## BEGIN DATA EXTRACT

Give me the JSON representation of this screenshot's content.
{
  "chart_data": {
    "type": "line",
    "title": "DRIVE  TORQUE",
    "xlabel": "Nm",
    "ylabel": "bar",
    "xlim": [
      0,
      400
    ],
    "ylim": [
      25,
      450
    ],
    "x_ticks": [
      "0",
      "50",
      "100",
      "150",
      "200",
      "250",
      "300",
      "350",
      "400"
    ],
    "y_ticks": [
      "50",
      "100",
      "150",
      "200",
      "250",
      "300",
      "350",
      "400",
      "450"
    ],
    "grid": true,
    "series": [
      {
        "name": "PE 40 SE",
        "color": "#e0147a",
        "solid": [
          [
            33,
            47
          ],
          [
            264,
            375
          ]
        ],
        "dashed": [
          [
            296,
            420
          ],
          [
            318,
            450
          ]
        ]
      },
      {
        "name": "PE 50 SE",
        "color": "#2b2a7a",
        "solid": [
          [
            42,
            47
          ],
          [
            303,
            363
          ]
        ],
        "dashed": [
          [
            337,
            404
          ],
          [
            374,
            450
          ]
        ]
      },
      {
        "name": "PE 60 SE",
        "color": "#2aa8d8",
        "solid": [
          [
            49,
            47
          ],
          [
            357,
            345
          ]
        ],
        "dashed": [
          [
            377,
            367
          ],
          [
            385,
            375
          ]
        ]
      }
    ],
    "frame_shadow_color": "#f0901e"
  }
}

## END DATA EXTRACT
## BEGIN DATA EXTRACT

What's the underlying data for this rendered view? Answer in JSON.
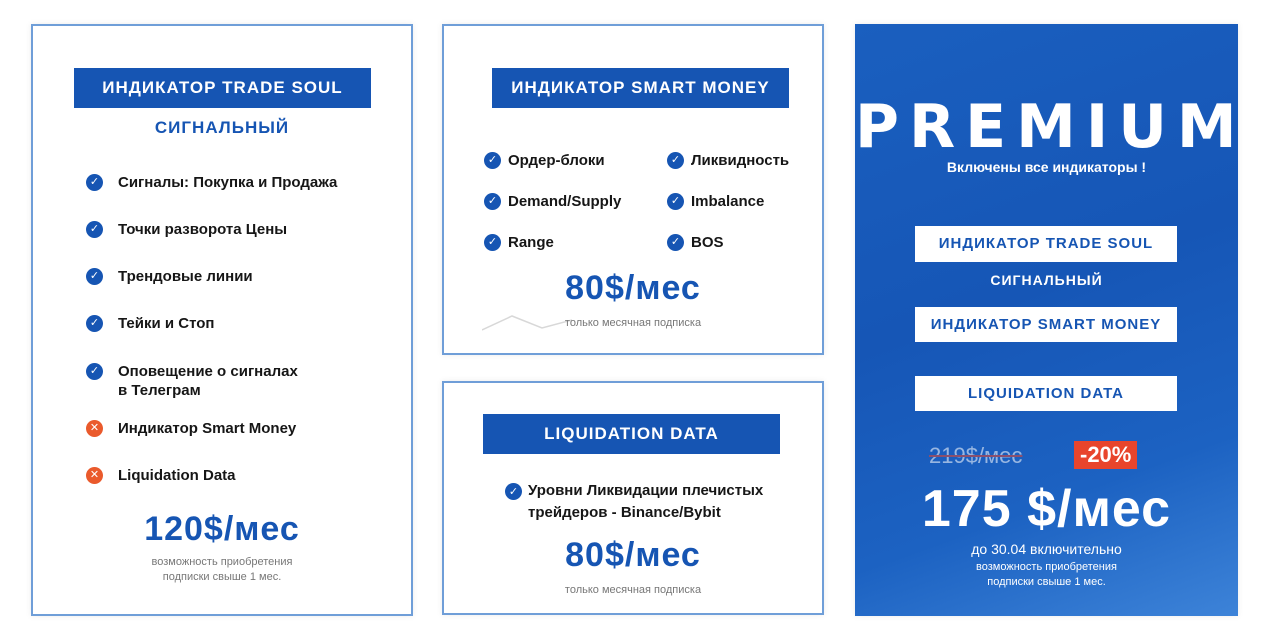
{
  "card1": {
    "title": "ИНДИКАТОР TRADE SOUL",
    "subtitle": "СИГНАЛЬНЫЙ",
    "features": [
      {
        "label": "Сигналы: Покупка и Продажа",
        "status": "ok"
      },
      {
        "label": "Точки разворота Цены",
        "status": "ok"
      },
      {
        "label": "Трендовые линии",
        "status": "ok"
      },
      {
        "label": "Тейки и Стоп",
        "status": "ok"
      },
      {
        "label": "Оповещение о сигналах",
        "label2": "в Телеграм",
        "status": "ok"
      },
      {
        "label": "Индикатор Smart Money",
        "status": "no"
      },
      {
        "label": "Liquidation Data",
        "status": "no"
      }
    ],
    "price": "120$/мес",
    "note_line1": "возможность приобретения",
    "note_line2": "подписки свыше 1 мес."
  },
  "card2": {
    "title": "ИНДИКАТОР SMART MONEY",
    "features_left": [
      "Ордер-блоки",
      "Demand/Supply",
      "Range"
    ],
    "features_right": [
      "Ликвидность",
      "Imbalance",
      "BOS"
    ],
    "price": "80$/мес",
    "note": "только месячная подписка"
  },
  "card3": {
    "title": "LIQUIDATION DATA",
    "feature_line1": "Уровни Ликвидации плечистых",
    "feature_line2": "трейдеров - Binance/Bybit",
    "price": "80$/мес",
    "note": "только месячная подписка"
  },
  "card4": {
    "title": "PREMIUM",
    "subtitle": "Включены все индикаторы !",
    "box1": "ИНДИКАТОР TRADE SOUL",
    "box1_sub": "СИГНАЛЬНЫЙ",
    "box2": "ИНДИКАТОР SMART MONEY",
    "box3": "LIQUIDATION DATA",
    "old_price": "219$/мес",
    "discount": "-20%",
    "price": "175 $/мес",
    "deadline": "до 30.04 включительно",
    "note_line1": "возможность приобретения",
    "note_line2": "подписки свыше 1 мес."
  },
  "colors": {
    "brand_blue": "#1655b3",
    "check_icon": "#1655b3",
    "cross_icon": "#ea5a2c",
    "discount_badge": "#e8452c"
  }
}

## END DATA EXTRACT

*WHAT TO PRODUCE*. Find the word "СИГНАЛЬНЫЙ" in the data and copy out each line where it turns up.

*RESULT FOR THIS TASK*.
    "subtitle": "СИГНАЛЬНЫЙ",
    "box1_sub": "СИГНАЛЬНЫЙ",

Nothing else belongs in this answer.